*DIRECTIVE*. Copy each line that has the string "Chef" somewhere in it.

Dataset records
....
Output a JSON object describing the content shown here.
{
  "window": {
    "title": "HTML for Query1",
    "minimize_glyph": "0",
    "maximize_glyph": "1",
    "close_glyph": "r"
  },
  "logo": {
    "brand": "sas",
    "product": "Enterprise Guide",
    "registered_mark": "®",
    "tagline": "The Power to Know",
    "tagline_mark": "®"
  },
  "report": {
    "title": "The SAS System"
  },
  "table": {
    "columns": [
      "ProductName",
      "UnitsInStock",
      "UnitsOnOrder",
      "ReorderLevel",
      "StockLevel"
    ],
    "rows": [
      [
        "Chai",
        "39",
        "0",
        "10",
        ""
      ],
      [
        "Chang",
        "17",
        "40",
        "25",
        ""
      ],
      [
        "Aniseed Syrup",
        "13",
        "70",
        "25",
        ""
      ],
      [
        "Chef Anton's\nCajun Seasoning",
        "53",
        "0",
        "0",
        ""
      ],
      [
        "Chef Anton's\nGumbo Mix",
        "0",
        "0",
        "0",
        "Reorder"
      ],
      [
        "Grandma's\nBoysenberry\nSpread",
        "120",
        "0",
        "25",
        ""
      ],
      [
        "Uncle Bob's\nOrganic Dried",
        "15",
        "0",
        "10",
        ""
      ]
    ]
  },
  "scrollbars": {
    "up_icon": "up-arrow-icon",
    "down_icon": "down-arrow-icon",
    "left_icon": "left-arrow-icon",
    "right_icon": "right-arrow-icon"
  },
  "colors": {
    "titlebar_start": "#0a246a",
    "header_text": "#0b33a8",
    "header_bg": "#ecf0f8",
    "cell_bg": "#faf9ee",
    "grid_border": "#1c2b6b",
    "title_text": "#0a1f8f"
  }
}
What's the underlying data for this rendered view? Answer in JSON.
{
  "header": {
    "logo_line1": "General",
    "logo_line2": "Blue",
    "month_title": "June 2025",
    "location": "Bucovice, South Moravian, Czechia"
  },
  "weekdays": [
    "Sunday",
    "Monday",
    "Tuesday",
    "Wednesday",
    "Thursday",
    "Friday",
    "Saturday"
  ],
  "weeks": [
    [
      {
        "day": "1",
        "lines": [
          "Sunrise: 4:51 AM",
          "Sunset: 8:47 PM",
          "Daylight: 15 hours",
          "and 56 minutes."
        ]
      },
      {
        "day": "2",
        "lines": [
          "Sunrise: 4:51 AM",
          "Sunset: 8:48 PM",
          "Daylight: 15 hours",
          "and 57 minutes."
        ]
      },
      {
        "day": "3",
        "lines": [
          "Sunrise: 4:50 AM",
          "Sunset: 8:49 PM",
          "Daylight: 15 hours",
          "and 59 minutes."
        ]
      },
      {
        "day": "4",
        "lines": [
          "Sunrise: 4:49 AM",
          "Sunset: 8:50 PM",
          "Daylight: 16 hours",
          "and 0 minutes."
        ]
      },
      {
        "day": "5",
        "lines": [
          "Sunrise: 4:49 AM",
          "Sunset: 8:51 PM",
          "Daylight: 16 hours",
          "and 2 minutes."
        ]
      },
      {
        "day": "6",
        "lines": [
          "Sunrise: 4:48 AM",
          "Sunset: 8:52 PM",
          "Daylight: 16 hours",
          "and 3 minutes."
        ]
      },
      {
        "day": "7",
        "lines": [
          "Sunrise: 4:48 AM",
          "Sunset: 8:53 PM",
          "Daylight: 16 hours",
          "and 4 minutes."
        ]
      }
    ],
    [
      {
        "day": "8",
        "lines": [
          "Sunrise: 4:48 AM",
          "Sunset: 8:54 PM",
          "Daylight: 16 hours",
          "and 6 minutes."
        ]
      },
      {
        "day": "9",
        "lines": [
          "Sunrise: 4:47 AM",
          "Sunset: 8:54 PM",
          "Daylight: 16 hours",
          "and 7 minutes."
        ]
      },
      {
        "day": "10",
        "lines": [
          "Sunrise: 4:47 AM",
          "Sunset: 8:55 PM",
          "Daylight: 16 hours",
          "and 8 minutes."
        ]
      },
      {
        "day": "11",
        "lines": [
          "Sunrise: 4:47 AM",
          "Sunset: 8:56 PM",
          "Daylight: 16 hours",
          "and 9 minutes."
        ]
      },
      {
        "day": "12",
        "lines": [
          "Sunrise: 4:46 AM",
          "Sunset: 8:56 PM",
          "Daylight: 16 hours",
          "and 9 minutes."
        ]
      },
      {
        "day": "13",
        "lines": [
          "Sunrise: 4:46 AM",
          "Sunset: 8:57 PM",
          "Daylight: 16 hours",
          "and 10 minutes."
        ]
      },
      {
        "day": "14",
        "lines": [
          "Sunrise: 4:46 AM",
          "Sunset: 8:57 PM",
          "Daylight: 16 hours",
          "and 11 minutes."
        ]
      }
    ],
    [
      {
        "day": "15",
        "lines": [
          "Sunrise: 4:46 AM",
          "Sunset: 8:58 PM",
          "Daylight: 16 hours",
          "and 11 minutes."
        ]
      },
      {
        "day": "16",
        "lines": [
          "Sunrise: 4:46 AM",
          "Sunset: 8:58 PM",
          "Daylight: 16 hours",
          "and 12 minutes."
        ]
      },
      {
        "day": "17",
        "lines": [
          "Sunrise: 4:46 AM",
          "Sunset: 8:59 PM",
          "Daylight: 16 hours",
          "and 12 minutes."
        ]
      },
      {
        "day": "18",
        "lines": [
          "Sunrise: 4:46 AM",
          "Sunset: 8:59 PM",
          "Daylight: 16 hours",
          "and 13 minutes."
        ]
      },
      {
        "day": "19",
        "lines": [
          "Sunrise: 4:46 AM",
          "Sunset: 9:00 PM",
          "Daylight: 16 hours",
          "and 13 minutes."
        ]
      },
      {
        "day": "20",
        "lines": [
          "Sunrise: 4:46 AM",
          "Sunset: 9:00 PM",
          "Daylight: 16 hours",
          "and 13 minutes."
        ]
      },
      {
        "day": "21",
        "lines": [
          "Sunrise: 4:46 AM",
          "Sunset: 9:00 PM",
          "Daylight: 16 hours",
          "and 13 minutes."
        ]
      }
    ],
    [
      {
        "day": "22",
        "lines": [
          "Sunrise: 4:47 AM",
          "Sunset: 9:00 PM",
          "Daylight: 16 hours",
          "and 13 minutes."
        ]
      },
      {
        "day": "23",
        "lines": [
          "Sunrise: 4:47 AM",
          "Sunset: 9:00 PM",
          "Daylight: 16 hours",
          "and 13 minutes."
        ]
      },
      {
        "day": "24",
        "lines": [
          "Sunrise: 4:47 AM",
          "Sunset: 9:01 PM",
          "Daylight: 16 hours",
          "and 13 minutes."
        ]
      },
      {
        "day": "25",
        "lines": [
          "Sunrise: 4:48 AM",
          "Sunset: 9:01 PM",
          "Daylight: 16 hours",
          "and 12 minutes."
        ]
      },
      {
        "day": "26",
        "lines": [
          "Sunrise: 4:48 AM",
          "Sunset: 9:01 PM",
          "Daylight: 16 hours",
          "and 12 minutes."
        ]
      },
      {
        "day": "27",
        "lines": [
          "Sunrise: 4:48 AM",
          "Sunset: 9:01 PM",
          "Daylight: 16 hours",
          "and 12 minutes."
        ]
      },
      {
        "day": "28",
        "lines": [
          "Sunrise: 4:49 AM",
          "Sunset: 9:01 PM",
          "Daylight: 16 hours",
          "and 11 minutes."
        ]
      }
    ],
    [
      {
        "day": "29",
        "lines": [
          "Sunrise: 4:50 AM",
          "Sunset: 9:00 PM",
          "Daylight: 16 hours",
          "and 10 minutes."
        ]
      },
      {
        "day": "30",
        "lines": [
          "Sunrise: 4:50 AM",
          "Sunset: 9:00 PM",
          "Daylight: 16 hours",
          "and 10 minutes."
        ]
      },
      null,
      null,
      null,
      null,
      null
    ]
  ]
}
....
*RESULT OF THE TASK*.
        "Chef Anton's\nCajun Seasoning",
        "Chef Anton's\nGumbo Mix",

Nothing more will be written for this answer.